EXERCISE DATA:
>>>>

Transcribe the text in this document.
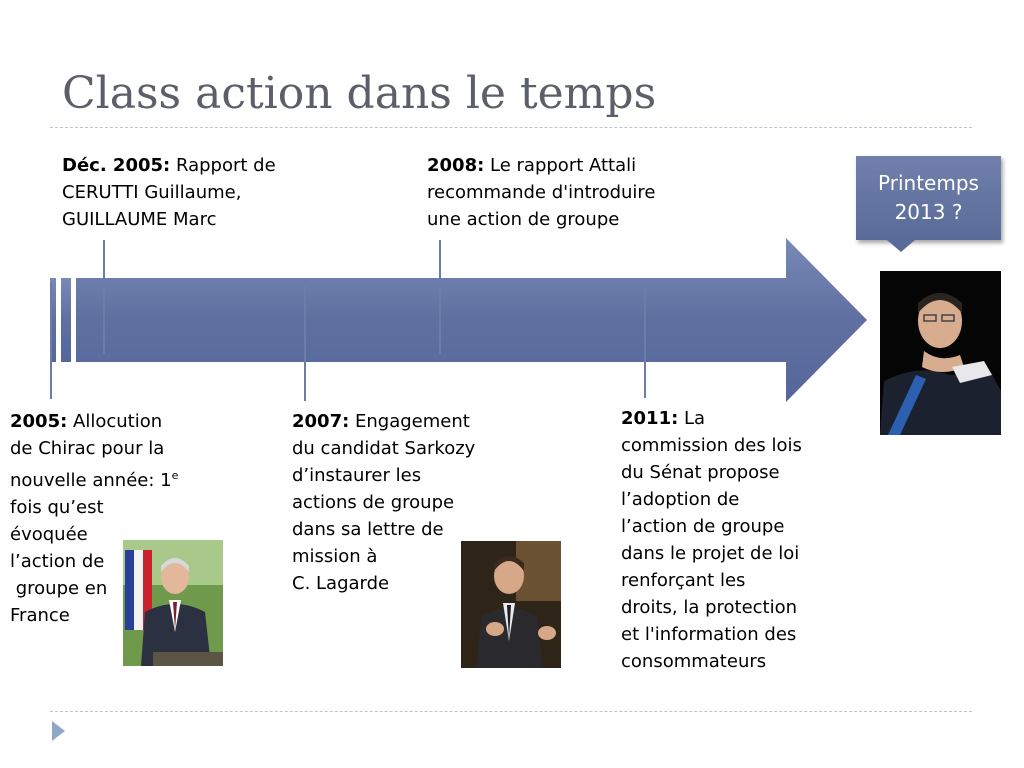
Class action dans le temps
Déc. 2005: Rapport de
CERUTTI Guillaume,
GUILLAUME Marc
2008: Le rapport Attali
recommande d'introduire
une action de groupe
2005: Allocution
de Chirac pour la
nouvelle année: 1e
fois qu’est
évoquée
l’action de
groupe en
France
2007: Engagement
du candidat Sarkozy
d’instaurer les
actions de groupe
dans sa lettre de
mission à
C. Lagarde
2011: La
commission des lois
du Sénat propose
l’adoption de
l’action de groupe
dans le projet de loi
renforçant les
droits, la protection
et l'information des
consommateurs
Printemps
2013 ?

<<<<

Transcribe the listing in full and omit the pictures.

Transcribe the text in this document.
Class action dans le temps
Déc. 2005: Rapport de
CERUTTI Guillaume,
GUILLAUME Marc
2008: Le rapport Attali
recommande d'introduire
une action de groupe
2005: Allocution
de Chirac pour la
nouvelle année: 1e
fois qu’est
évoquée
l’action de
groupe en
France
2007: Engagement
du candidat Sarkozy
d’instaurer les
actions de groupe
dans sa lettre de
mission à
C. Lagarde
2011: La
commission des lois
du Sénat propose
l’adoption de
l’action de groupe
dans le projet de loi
renforçant les
droits, la protection
et l'information des
consommateurs
Printemps
2013 ?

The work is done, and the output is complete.